- EXERCISE: Go through the data below and copy it exactly, skipping every picture.

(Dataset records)
-.-.-
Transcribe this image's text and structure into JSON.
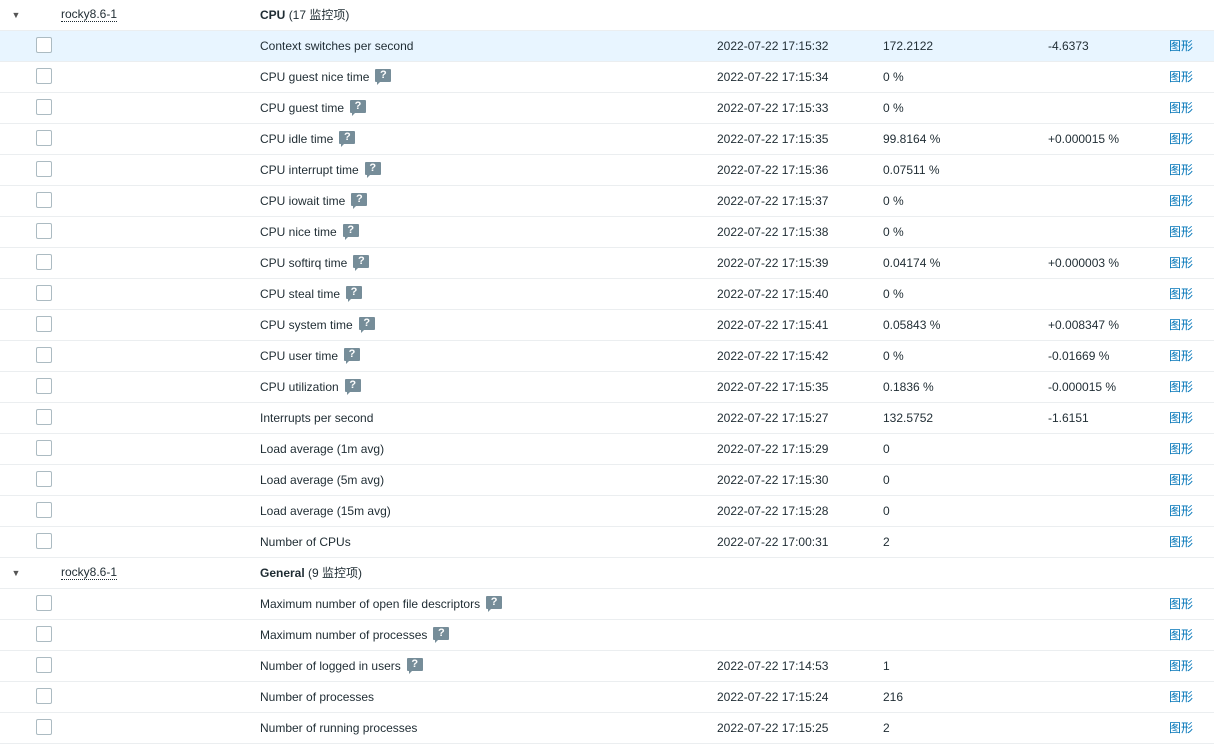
{
  "help_icon_glyph": "?",
  "colors": {
    "accent_link": "#0275b8",
    "row_highlight": "#e8f5ff",
    "help_icon_bg": "#768d99"
  },
  "groups": [
    {
      "host": "rocky8.6-1",
      "app": "CPU",
      "count_label": "(17 监控项)",
      "items": [
        {
          "name": "Context switches per second",
          "help": false,
          "time": "2022-07-22 17:15:32",
          "value": "172.2122",
          "change": "-4.6373",
          "graph": "图形",
          "highlighted": true
        },
        {
          "name": "CPU guest nice time",
          "help": true,
          "time": "2022-07-22 17:15:34",
          "value": "0 %",
          "change": "",
          "graph": "图形"
        },
        {
          "name": "CPU guest time",
          "help": true,
          "time": "2022-07-22 17:15:33",
          "value": "0 %",
          "change": "",
          "graph": "图形"
        },
        {
          "name": "CPU idle time",
          "help": true,
          "time": "2022-07-22 17:15:35",
          "value": "99.8164 %",
          "change": "+0.000015 %",
          "graph": "图形"
        },
        {
          "name": "CPU interrupt time",
          "help": true,
          "time": "2022-07-22 17:15:36",
          "value": "0.07511 %",
          "change": "",
          "graph": "图形"
        },
        {
          "name": "CPU iowait time",
          "help": true,
          "time": "2022-07-22 17:15:37",
          "value": "0 %",
          "change": "",
          "graph": "图形"
        },
        {
          "name": "CPU nice time",
          "help": true,
          "time": "2022-07-22 17:15:38",
          "value": "0 %",
          "change": "",
          "graph": "图形"
        },
        {
          "name": "CPU softirq time",
          "help": true,
          "time": "2022-07-22 17:15:39",
          "value": "0.04174 %",
          "change": "+0.000003 %",
          "graph": "图形"
        },
        {
          "name": "CPU steal time",
          "help": true,
          "time": "2022-07-22 17:15:40",
          "value": "0 %",
          "change": "",
          "graph": "图形"
        },
        {
          "name": "CPU system time",
          "help": true,
          "time": "2022-07-22 17:15:41",
          "value": "0.05843 %",
          "change": "+0.008347 %",
          "graph": "图形"
        },
        {
          "name": "CPU user time",
          "help": true,
          "time": "2022-07-22 17:15:42",
          "value": "0 %",
          "change": "-0.01669 %",
          "graph": "图形"
        },
        {
          "name": "CPU utilization",
          "help": true,
          "time": "2022-07-22 17:15:35",
          "value": "0.1836 %",
          "change": "-0.000015 %",
          "graph": "图形"
        },
        {
          "name": "Interrupts per second",
          "help": false,
          "time": "2022-07-22 17:15:27",
          "value": "132.5752",
          "change": "-1.6151",
          "graph": "图形"
        },
        {
          "name": "Load average (1m avg)",
          "help": false,
          "time": "2022-07-22 17:15:29",
          "value": "0",
          "change": "",
          "graph": "图形"
        },
        {
          "name": "Load average (5m avg)",
          "help": false,
          "time": "2022-07-22 17:15:30",
          "value": "0",
          "change": "",
          "graph": "图形"
        },
        {
          "name": "Load average (15m avg)",
          "help": false,
          "time": "2022-07-22 17:15:28",
          "value": "0",
          "change": "",
          "graph": "图形"
        },
        {
          "name": "Number of CPUs",
          "help": false,
          "time": "2022-07-22 17:00:31",
          "value": "2",
          "change": "",
          "graph": "图形"
        }
      ]
    },
    {
      "host": "rocky8.6-1",
      "app": "General",
      "count_label": "(9 监控项)",
      "items": [
        {
          "name": "Maximum number of open file descriptors",
          "help": true,
          "time": "",
          "value": "",
          "change": "",
          "graph": "图形"
        },
        {
          "name": "Maximum number of processes",
          "help": true,
          "time": "",
          "value": "",
          "change": "",
          "graph": "图形"
        },
        {
          "name": "Number of logged in users",
          "help": true,
          "time": "2022-07-22 17:14:53",
          "value": "1",
          "change": "",
          "graph": "图形"
        },
        {
          "name": "Number of processes",
          "help": false,
          "time": "2022-07-22 17:15:24",
          "value": "216",
          "change": "",
          "graph": "图形"
        },
        {
          "name": "Number of running processes",
          "help": false,
          "time": "2022-07-22 17:15:25",
          "value": "2",
          "change": "",
          "graph": "图形"
        }
      ]
    }
  ]
}
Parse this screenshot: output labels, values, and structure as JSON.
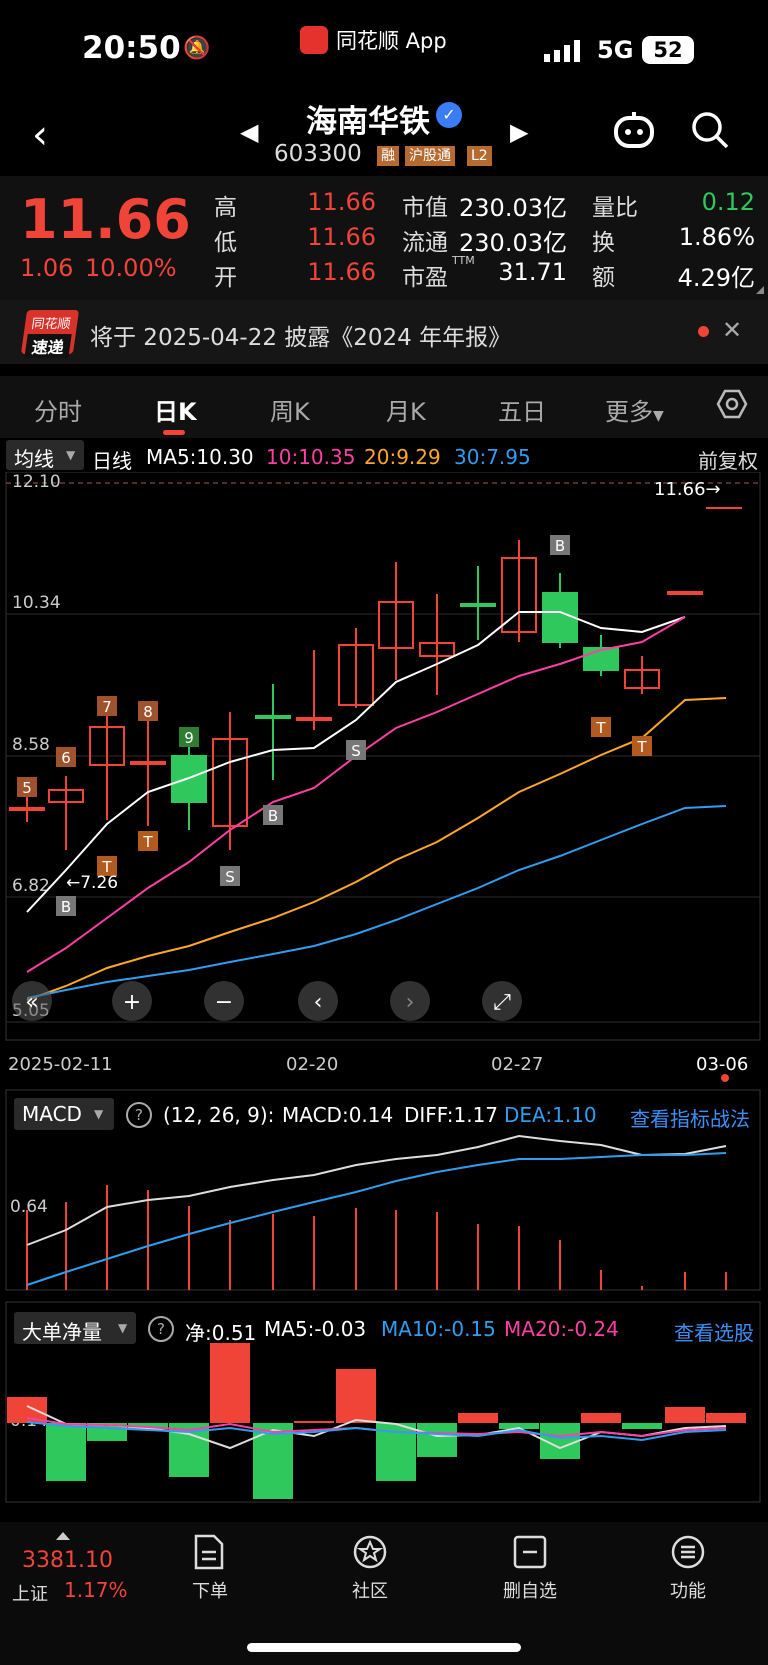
{
  "status_bar": {
    "time": "20:50",
    "app": "同花顺 App",
    "network": "5G",
    "battery": "52"
  },
  "stock": {
    "name": "海南华铁",
    "code": "603300",
    "tags": [
      "融",
      "沪股通",
      "L2"
    ]
  },
  "quote": {
    "price": "11.66",
    "change": "1.06",
    "change_pct": "10.00%",
    "rows": [
      {
        "l1": "高",
        "v1": "11.66",
        "l2": "市值",
        "v2": "230.03亿",
        "l3": "量比",
        "v3": "0.12"
      },
      {
        "l1": "低",
        "v1": "11.66",
        "l2": "流通",
        "v2": "230.03亿",
        "l3": "换",
        "v3": "1.86%"
      },
      {
        "l1": "开",
        "v1": "11.66",
        "l2": "市盈",
        "v2": "31.71",
        "l3": "额",
        "v3": "4.29亿"
      }
    ],
    "pe_sup": "TTM"
  },
  "notice": {
    "logo_top": "同花顺",
    "logo_bottom": "速递",
    "text": "将于 2025-04-22 披露《2024 年年报》"
  },
  "tabs": [
    "分时",
    "日K",
    "周K",
    "月K",
    "五日",
    "更多"
  ],
  "active_tab": "日K",
  "ma_legend": {
    "type": "均线",
    "period": "日线",
    "ma5": "MA5:10.30",
    "ma10": "10:10.35",
    "ma20": "20:9.29",
    "ma30": "30:7.95",
    "adjust": "前复权"
  },
  "kline": {
    "y_labels": [
      "12.10",
      "10.34",
      "8.58",
      "6.82",
      "5.05"
    ],
    "last_price_marker": "11.66→",
    "low_marker": "←7.26",
    "x_labels": [
      "2025-02-11",
      "02-20",
      "02-27",
      "03-06"
    ],
    "controls": [
      "«",
      "+",
      "−",
      "‹",
      "›",
      "⤢"
    ],
    "colors": {
      "up": "#f04438",
      "down": "#2ec85c",
      "ma5": "#ffffff",
      "ma10": "#ff3fa4",
      "ma20": "#ffa726",
      "ma30": "#2f9ef0"
    }
  },
  "macd": {
    "name": "MACD",
    "params": "(12, 26, 9):",
    "macd": "MACD:0.14",
    "diff": "DIFF:1.17",
    "dea": "DEA:1.10",
    "link": "查看指标战法",
    "y_label": "0.64"
  },
  "bigorder": {
    "name": "大单净量",
    "net": "净:0.51",
    "ma5": "MA5:-0.03",
    "ma10": "MA10:-0.15",
    "ma20": "MA20:-0.24",
    "link": "查看选股",
    "y_label": "0.14"
  },
  "bottom": {
    "index_value": "3381.10",
    "index_name": "上证",
    "index_pct": "1.17%",
    "items": [
      "下单",
      "社区",
      "删自选",
      "功能"
    ]
  }
}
-.-.-
- EXPECTED ANSWER:
Transcribe this image's text and structure into JSON.
{
  "help_icon_glyph": "?",
  "colors": {
    "accent_link": "#0275b8",
    "row_highlight": "#e8f5ff",
    "help_icon_bg": "#768d99"
  },
  "groups": [
    {
      "host": "rocky8.6-1",
      "app": "CPU",
      "count_label": "(17 监控项)",
      "items": [
        {
          "name": "Context switches per second",
          "help": false,
          "time": "2022-07-22 17:15:32",
          "value": "172.2122",
          "change": "-4.6373",
          "graph": "图形",
          "highlighted": true
        },
        {
          "name": "CPU guest nice time",
          "help": true,
          "time": "2022-07-22 17:15:34",
          "value": "0 %",
          "change": "",
          "graph": "图形"
        },
        {
          "name": "CPU guest time",
          "help": true,
          "time": "2022-07-22 17:15:33",
          "value": "0 %",
          "change": "",
          "graph": "图形"
        },
        {
          "name": "CPU idle time",
          "help": true,
          "time": "2022-07-22 17:15:35",
          "value": "99.8164 %",
          "change": "+0.000015 %",
          "graph": "图形"
        },
        {
          "name": "CPU interrupt time",
          "help": true,
          "time": "2022-07-22 17:15:36",
          "value": "0.07511 %",
          "change": "",
          "graph": "图形"
        },
        {
          "name": "CPU iowait time",
          "help": true,
          "time": "2022-07-22 17:15:37",
          "value": "0 %",
          "change": "",
          "graph": "图形"
        },
        {
          "name": "CPU nice time",
          "help": true,
          "time": "2022-07-22 17:15:38",
          "value": "0 %",
          "change": "",
          "graph": "图形"
        },
        {
          "name": "CPU softirq time",
          "help": true,
          "time": "2022-07-22 17:15:39",
          "value": "0.04174 %",
          "change": "+0.000003 %",
          "graph": "图形"
        },
        {
          "name": "CPU steal time",
          "help": true,
          "time": "2022-07-22 17:15:40",
          "value": "0 %",
          "change": "",
          "graph": "图形"
        },
        {
          "name": "CPU system time",
          "help": true,
          "time": "2022-07-22 17:15:41",
          "value": "0.05843 %",
          "change": "+0.008347 %",
          "graph": "图形"
        },
        {
          "name": "CPU user time",
          "help": true,
          "time": "2022-07-22 17:15:42",
          "value": "0 %",
          "change": "-0.01669 %",
          "graph": "图形"
        },
        {
          "name": "CPU utilization",
          "help": true,
          "time": "2022-07-22 17:15:35",
          "value": "0.1836 %",
          "change": "-0.000015 %",
          "graph": "图形"
        },
        {
          "name": "Interrupts per second",
          "help": false,
          "time": "2022-07-22 17:15:27",
          "value": "132.5752",
          "change": "-1.6151",
          "graph": "图形"
        },
        {
          "name": "Load average (1m avg)",
          "help": false,
          "time": "2022-07-22 17:15:29",
          "value": "0",
          "change": "",
          "graph": "图形"
        },
        {
          "name": "Load average (5m avg)",
          "help": false,
          "time": "2022-07-22 17:15:30",
          "value": "0",
          "change": "",
          "graph": "图形"
        },
        {
          "name": "Load average (15m avg)",
          "help": false,
          "time": "2022-07-22 17:15:28",
          "value": "0",
          "change": "",
          "graph": "图形"
        },
        {
          "name": "Number of CPUs",
          "help": false,
          "time": "2022-07-22 17:00:31",
          "value": "2",
          "change": "",
          "graph": "图形"
        }
      ]
    },
    {
      "host": "rocky8.6-1",
      "app": "General",
      "count_label": "(9 监控项)",
      "items": [
        {
          "name": "Maximum number of open file descriptors",
          "help": true,
          "time": "",
          "value": "",
          "change": "",
          "graph": "图形"
        },
        {
          "name": "Maximum number of processes",
          "help": true,
          "time": "",
          "value": "",
          "change": "",
          "graph": "图形"
        },
        {
          "name": "Number of logged in users",
          "help": true,
          "time": "2022-07-22 17:14:53",
          "value": "1",
          "change": "",
          "graph": "图形"
        },
        {
          "name": "Number of processes",
          "help": false,
          "time": "2022-07-22 17:15:24",
          "value": "216",
          "change": "",
          "graph": "图形"
        },
        {
          "name": "Number of running processes",
          "help": false,
          "time": "2022-07-22 17:15:25",
          "value": "2",
          "change": "",
          "graph": "图形"
        }
      ]
    }
  ]
}
Parse this screenshot: output labels, values, and structure as JSON.
{
  "status_bar": {
    "time": "20:50",
    "app": "同花顺 App",
    "network": "5G",
    "battery": "52"
  },
  "stock": {
    "name": "海南华铁",
    "code": "603300",
    "tags": [
      "融",
      "沪股通",
      "L2"
    ]
  },
  "quote": {
    "price": "11.66",
    "change": "1.06",
    "change_pct": "10.00%",
    "rows": [
      {
        "l1": "高",
        "v1": "11.66",
        "l2": "市值",
        "v2": "230.03亿",
        "l3": "量比",
        "v3": "0.12"
      },
      {
        "l1": "低",
        "v1": "11.66",
        "l2": "流通",
        "v2": "230.03亿",
        "l3": "换",
        "v3": "1.86%"
      },
      {
        "l1": "开",
        "v1": "11.66",
        "l2": "市盈",
        "v2": "31.71",
        "l3": "额",
        "v3": "4.29亿"
      }
    ],
    "pe_sup": "TTM"
  },
  "notice": {
    "logo_top": "同花顺",
    "logo_bottom": "速递",
    "text": "将于 2025-04-22 披露《2024 年年报》"
  },
  "tabs": [
    "分时",
    "日K",
    "周K",
    "月K",
    "五日",
    "更多"
  ],
  "active_tab": "日K",
  "ma_legend": {
    "type": "均线",
    "period": "日线",
    "ma5": "MA5:10.30",
    "ma10": "10:10.35",
    "ma20": "20:9.29",
    "ma30": "30:7.95",
    "adjust": "前复权"
  },
  "kline": {
    "y_labels": [
      "12.10",
      "10.34",
      "8.58",
      "6.82",
      "5.05"
    ],
    "last_price_marker": "11.66→",
    "low_marker": "←7.26",
    "x_labels": [
      "2025-02-11",
      "02-20",
      "02-27",
      "03-06"
    ],
    "controls": [
      "«",
      "+",
      "−",
      "‹",
      "›",
      "⤢"
    ],
    "colors": {
      "up": "#f04438",
      "down": "#2ec85c",
      "ma5": "#ffffff",
      "ma10": "#ff3fa4",
      "ma20": "#ffa726",
      "ma30": "#2f9ef0"
    }
  },
  "macd": {
    "name": "MACD",
    "params": "(12, 26, 9):",
    "macd": "MACD:0.14",
    "diff": "DIFF:1.17",
    "dea": "DEA:1.10",
    "link": "查看指标战法",
    "y_label": "0.64"
  },
  "bigorder": {
    "name": "大单净量",
    "net": "净:0.51",
    "ma5": "MA5:-0.03",
    "ma10": "MA10:-0.15",
    "ma20": "MA20:-0.24",
    "link": "查看选股",
    "y_label": "0.14"
  },
  "bottom": {
    "index_value": "3381.10",
    "index_name": "上证",
    "index_pct": "1.17%",
    "items": [
      "下单",
      "社区",
      "删自选",
      "功能"
    ]
  }
}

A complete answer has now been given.